[Start of AVAILABLE RECORDS]

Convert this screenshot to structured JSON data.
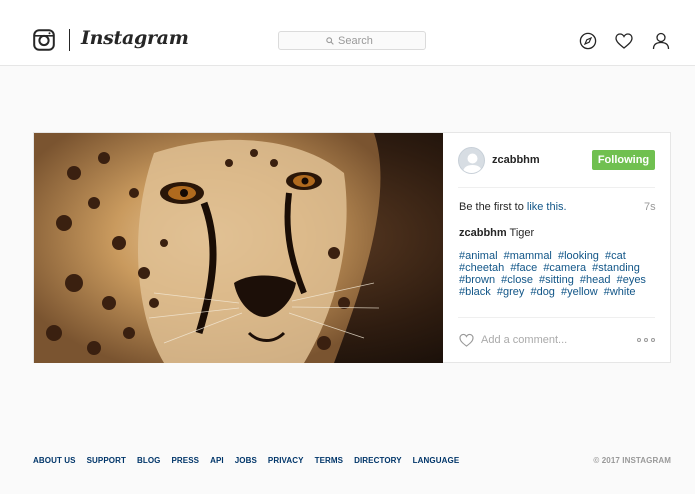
{
  "header": {
    "brand": "Instagram",
    "search_placeholder": "Search"
  },
  "post": {
    "username": "zcabbhm",
    "follow_label": "Following",
    "likes_prefix": "Be the first to ",
    "likes_link": "like this.",
    "time_ago": "7s",
    "caption_user": "zcabbhm",
    "caption_text": " Tiger",
    "hashtags": [
      "#animal",
      "#mammal",
      "#looking",
      "#cat",
      "#cheetah",
      "#face",
      "#camera",
      "#standing",
      "#brown",
      "#close",
      "#sitting",
      "#head",
      "#eyes",
      "#black",
      "#grey",
      "#dog",
      "#yellow",
      "#white"
    ],
    "comment_placeholder": "Add a comment..."
  },
  "footer": {
    "links": [
      "ABOUT US",
      "SUPPORT",
      "BLOG",
      "PRESS",
      "API",
      "JOBS",
      "PRIVACY",
      "TERMS",
      "DIRECTORY",
      "LANGUAGE"
    ],
    "copyright": "© 2017 INSTAGRAM"
  },
  "colors": {
    "follow_green": "#70c050",
    "link_blue": "#125688",
    "footer_link": "#003569"
  },
  "icons": [
    "instagram-camera-icon",
    "search-icon",
    "compass-icon",
    "heart-icon",
    "user-icon",
    "comment-heart-icon",
    "more-options-icon"
  ]
}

[End of AVAILABLE RECORDS]

The data above needs to be retyped exactly, with the images left out.

Convert this screenshot to structured JSON data.
{
  "header": {
    "brand": "Instagram",
    "search_placeholder": "Search"
  },
  "post": {
    "username": "zcabbhm",
    "follow_label": "Following",
    "likes_prefix": "Be the first to ",
    "likes_link": "like this.",
    "time_ago": "7s",
    "caption_user": "zcabbhm",
    "caption_text": " Tiger",
    "hashtags": [
      "#animal",
      "#mammal",
      "#looking",
      "#cat",
      "#cheetah",
      "#face",
      "#camera",
      "#standing",
      "#brown",
      "#close",
      "#sitting",
      "#head",
      "#eyes",
      "#black",
      "#grey",
      "#dog",
      "#yellow",
      "#white"
    ],
    "comment_placeholder": "Add a comment..."
  },
  "footer": {
    "links": [
      "ABOUT US",
      "SUPPORT",
      "BLOG",
      "PRESS",
      "API",
      "JOBS",
      "PRIVACY",
      "TERMS",
      "DIRECTORY",
      "LANGUAGE"
    ],
    "copyright": "© 2017 INSTAGRAM"
  },
  "colors": {
    "follow_green": "#70c050",
    "link_blue": "#125688",
    "footer_link": "#003569"
  },
  "icons": [
    "instagram-camera-icon",
    "search-icon",
    "compass-icon",
    "heart-icon",
    "user-icon",
    "comment-heart-icon",
    "more-options-icon"
  ]
}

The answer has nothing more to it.